Lay out everything from the start of the records down to the line containing "prepend-input[interactable] <box>851 250", both ends included, as a Markdown table with the columns Row and Line. Skip any blank lines.
---- GIVEN RECORDS
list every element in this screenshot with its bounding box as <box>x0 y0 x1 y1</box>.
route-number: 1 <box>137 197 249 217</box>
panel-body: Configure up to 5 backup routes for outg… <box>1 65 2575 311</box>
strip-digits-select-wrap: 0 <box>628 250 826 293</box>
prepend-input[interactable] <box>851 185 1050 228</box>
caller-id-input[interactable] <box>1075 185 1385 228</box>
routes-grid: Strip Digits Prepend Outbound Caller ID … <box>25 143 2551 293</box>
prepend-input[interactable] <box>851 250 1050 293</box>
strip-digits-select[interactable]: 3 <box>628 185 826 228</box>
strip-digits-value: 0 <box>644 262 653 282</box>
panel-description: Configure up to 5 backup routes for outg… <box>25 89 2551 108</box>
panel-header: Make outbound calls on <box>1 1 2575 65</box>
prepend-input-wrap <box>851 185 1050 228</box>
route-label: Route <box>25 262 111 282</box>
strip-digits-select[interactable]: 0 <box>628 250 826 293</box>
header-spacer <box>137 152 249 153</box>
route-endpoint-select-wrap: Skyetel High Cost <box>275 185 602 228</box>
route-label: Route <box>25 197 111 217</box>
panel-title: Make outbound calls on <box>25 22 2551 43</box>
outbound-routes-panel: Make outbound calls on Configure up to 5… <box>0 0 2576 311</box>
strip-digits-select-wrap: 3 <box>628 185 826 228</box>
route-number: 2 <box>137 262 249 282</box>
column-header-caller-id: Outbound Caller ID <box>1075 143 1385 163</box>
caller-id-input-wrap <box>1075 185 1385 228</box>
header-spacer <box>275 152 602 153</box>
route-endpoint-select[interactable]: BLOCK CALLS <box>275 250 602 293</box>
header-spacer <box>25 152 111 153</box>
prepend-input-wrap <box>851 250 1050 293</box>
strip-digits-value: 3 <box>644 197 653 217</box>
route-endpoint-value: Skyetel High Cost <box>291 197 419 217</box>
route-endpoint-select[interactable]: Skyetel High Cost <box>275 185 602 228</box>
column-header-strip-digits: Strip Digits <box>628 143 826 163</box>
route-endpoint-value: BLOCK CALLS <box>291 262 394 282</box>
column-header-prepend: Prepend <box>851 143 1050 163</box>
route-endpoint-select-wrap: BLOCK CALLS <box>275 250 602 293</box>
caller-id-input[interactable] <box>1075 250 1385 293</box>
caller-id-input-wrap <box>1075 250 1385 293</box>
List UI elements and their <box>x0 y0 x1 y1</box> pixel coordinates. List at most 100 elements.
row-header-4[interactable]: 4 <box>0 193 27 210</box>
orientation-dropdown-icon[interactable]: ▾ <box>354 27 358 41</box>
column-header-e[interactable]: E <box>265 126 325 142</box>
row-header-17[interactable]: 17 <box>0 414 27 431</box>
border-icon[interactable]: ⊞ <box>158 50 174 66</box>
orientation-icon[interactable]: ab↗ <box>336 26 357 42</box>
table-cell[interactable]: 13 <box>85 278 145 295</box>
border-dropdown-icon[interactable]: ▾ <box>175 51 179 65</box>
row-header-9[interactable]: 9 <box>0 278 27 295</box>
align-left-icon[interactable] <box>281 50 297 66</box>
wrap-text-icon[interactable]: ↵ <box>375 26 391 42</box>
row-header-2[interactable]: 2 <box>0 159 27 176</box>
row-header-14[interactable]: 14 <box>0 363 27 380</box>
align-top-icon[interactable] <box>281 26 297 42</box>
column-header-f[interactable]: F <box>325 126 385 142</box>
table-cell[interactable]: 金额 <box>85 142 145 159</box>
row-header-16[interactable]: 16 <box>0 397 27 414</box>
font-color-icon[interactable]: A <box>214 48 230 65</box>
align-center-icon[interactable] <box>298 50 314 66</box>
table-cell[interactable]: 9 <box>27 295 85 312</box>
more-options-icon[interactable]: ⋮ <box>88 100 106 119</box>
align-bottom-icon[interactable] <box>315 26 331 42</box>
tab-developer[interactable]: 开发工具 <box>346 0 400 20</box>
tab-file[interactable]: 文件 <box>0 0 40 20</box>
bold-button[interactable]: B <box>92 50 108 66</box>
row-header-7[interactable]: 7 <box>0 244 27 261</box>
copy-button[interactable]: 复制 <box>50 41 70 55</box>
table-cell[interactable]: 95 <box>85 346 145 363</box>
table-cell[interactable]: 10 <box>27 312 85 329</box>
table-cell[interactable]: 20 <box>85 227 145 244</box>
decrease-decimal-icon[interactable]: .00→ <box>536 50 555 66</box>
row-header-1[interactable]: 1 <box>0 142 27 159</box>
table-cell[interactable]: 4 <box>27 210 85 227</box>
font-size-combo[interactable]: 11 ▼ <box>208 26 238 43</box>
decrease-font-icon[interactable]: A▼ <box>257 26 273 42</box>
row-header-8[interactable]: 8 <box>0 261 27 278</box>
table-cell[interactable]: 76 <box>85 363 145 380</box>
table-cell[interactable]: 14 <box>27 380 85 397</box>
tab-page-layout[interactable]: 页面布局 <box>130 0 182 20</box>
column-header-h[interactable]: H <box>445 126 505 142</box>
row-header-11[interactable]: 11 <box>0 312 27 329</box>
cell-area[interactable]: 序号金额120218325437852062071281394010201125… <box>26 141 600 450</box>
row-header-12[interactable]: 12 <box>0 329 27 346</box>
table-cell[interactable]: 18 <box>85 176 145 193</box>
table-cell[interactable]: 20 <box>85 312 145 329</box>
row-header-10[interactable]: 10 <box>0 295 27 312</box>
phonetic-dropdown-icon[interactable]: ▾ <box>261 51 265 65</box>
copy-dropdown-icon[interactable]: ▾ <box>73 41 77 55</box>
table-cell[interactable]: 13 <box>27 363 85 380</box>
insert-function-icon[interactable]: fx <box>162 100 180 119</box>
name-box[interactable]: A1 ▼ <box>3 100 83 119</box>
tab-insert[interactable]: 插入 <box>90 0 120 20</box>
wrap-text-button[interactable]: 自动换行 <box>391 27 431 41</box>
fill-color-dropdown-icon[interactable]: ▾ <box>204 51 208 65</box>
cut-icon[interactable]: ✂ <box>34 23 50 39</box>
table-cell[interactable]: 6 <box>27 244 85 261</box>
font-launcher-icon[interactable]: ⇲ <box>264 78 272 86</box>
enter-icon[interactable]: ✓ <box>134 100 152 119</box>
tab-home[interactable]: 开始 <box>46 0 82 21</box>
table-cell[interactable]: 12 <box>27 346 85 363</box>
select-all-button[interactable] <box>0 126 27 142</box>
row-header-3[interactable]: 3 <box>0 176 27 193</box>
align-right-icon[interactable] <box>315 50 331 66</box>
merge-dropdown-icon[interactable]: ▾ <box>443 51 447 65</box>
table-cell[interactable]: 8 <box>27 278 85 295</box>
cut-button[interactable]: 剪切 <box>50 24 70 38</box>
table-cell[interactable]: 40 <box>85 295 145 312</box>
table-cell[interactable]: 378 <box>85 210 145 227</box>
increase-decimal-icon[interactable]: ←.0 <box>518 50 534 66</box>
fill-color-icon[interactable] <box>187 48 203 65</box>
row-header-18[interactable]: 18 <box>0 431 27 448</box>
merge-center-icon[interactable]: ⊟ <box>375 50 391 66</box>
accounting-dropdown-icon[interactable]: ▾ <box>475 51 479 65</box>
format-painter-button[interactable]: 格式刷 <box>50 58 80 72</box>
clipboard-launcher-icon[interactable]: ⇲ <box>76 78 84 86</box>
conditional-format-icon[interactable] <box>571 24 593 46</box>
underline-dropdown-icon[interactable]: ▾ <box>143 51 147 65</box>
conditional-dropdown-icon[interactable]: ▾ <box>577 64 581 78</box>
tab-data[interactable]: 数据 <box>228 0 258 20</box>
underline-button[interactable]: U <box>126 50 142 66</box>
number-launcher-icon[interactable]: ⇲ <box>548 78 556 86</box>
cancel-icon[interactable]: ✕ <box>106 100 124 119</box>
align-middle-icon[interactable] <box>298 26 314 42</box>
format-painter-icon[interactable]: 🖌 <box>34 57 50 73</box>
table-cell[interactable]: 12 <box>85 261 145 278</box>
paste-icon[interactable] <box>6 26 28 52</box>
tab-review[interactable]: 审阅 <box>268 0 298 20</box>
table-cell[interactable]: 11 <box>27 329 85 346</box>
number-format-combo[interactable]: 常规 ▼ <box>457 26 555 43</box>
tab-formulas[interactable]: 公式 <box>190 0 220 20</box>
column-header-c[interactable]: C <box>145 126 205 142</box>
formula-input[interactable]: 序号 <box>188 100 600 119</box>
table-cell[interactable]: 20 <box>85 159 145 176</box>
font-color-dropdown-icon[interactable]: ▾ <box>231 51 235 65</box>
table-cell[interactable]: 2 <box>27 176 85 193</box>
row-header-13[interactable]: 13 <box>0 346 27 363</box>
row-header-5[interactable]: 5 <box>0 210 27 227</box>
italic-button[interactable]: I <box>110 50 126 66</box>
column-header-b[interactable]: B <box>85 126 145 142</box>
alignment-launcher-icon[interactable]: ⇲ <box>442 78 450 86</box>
--------
## [TASK OUTPUT]
| Row | Line |
|---|---|
| 1 | list every element in this screenshot with its bounding box as <box>x0 y0 x1 y1</box>. |
| 2 | route-number: 1 <box>137 197 249 217</box> |
| 3 | panel-body: Configure up to 5 backup routes for outg… <box>1 65 2575 311</box> |
| 4 | strip-digits-select-wrap: 0 <box>628 250 826 293</box> |
| 5 | prepend-input[interactable] <box>851 185 1050 228</box> |
| 6 | caller-id-input[interactable] <box>1075 185 1385 228</box> |
| 7 | routes-grid: Strip Digits Prepend Outbound Caller ID … <box>25 143 2551 293</box> |
| 8 | prepend-input[interactable] <box>851 250 1050 293</box> |